— INSTRUCTIONS TO FOLLOW —
Take the entries below and print all of them exactly, please.

>> start RECORDS FOR THE TASK

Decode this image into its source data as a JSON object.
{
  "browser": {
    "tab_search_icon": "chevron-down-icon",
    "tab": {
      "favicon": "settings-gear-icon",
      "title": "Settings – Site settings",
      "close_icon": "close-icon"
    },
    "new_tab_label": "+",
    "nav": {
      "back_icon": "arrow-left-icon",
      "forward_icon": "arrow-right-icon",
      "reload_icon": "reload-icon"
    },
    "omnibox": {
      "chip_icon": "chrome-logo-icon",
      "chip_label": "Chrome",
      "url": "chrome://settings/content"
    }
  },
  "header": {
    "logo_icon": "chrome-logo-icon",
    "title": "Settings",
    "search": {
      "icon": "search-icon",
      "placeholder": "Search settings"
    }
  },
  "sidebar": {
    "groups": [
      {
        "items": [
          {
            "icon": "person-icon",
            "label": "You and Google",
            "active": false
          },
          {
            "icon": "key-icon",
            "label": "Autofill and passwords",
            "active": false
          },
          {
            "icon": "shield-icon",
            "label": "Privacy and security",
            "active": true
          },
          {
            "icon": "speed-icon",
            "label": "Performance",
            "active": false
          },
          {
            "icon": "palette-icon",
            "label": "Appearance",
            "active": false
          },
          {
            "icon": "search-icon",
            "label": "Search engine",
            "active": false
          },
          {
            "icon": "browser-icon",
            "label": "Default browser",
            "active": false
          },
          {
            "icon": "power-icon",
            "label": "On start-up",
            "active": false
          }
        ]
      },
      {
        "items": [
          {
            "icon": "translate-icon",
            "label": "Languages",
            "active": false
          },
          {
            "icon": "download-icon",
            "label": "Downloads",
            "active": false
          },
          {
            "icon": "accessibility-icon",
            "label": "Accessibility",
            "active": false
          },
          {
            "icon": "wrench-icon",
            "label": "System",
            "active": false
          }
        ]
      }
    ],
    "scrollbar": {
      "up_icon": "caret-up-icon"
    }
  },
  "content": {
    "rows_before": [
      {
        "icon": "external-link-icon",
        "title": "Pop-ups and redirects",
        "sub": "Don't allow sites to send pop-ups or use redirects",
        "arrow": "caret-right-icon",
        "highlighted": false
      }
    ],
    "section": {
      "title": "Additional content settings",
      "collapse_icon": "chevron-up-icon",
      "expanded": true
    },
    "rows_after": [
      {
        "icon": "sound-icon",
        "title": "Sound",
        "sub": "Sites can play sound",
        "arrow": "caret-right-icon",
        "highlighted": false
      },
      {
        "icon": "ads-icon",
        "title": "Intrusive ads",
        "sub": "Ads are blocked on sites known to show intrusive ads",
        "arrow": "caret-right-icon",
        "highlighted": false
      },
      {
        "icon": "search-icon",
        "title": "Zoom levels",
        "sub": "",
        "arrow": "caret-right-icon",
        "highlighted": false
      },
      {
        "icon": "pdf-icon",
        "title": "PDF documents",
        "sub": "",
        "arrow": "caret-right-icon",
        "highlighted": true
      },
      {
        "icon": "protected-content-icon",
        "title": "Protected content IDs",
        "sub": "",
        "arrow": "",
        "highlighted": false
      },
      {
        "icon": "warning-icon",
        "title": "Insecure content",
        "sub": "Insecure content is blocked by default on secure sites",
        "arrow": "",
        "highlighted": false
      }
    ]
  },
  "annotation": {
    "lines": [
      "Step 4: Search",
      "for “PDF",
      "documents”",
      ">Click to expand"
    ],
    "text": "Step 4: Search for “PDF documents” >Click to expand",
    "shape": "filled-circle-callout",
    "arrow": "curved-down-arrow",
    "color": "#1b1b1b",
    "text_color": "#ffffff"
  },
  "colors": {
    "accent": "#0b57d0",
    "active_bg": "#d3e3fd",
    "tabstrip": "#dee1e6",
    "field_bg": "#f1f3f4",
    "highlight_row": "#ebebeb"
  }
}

>> end RECORDS FOR THE TASK

— FINAL ANSWER —
Decode this image into its source data as a JSON object.
{
  "browser": {
    "tab_search_icon": "chevron-down-icon",
    "tab": {
      "favicon": "settings-gear-icon",
      "title": "Settings – Site settings",
      "close_icon": "close-icon"
    },
    "new_tab_label": "+",
    "nav": {
      "back_icon": "arrow-left-icon",
      "forward_icon": "arrow-right-icon",
      "reload_icon": "reload-icon"
    },
    "omnibox": {
      "chip_icon": "chrome-logo-icon",
      "chip_label": "Chrome",
      "url": "chrome://settings/content"
    }
  },
  "header": {
    "logo_icon": "chrome-logo-icon",
    "title": "Settings",
    "search": {
      "icon": "search-icon",
      "placeholder": "Search settings"
    }
  },
  "sidebar": {
    "groups": [
      {
        "items": [
          {
            "icon": "person-icon",
            "label": "You and Google",
            "active": false
          },
          {
            "icon": "key-icon",
            "label": "Autofill and passwords",
            "active": false
          },
          {
            "icon": "shield-icon",
            "label": "Privacy and security",
            "active": true
          },
          {
            "icon": "speed-icon",
            "label": "Performance",
            "active": false
          },
          {
            "icon": "palette-icon",
            "label": "Appearance",
            "active": false
          },
          {
            "icon": "search-icon",
            "label": "Search engine",
            "active": false
          },
          {
            "icon": "browser-icon",
            "label": "Default browser",
            "active": false
          },
          {
            "icon": "power-icon",
            "label": "On start-up",
            "active": false
          }
        ]
      },
      {
        "items": [
          {
            "icon": "translate-icon",
            "label": "Languages",
            "active": false
          },
          {
            "icon": "download-icon",
            "label": "Downloads",
            "active": false
          },
          {
            "icon": "accessibility-icon",
            "label": "Accessibility",
            "active": false
          },
          {
            "icon": "wrench-icon",
            "label": "System",
            "active": false
          }
        ]
      }
    ],
    "scrollbar": {
      "up_icon": "caret-up-icon"
    }
  },
  "content": {
    "rows_before": [
      {
        "icon": "external-link-icon",
        "title": "Pop-ups and redirects",
        "sub": "Don't allow sites to send pop-ups or use redirects",
        "arrow": "caret-right-icon",
        "highlighted": false
      }
    ],
    "section": {
      "title": "Additional content settings",
      "collapse_icon": "chevron-up-icon",
      "expanded": true
    },
    "rows_after": [
      {
        "icon": "sound-icon",
        "title": "Sound",
        "sub": "Sites can play sound",
        "arrow": "caret-right-icon",
        "highlighted": false
      },
      {
        "icon": "ads-icon",
        "title": "Intrusive ads",
        "sub": "Ads are blocked on sites known to show intrusive ads",
        "arrow": "caret-right-icon",
        "highlighted": false
      },
      {
        "icon": "search-icon",
        "title": "Zoom levels",
        "sub": "",
        "arrow": "caret-right-icon",
        "highlighted": false
      },
      {
        "icon": "pdf-icon",
        "title": "PDF documents",
        "sub": "",
        "arrow": "caret-right-icon",
        "highlighted": true
      },
      {
        "icon": "protected-content-icon",
        "title": "Protected content IDs",
        "sub": "",
        "arrow": "",
        "highlighted": false
      },
      {
        "icon": "warning-icon",
        "title": "Insecure content",
        "sub": "Insecure content is blocked by default on secure sites",
        "arrow": "",
        "highlighted": false
      }
    ]
  },
  "annotation": {
    "lines": [
      "Step 4: Search",
      "for “PDF",
      "documents”",
      ">Click to expand"
    ],
    "text": "Step 4: Search for “PDF documents” >Click to expand",
    "shape": "filled-circle-callout",
    "arrow": "curved-down-arrow",
    "color": "#1b1b1b",
    "text_color": "#ffffff"
  },
  "colors": {
    "accent": "#0b57d0",
    "active_bg": "#d3e3fd",
    "tabstrip": "#dee1e6",
    "field_bg": "#f1f3f4",
    "highlight_row": "#ebebeb"
  }
}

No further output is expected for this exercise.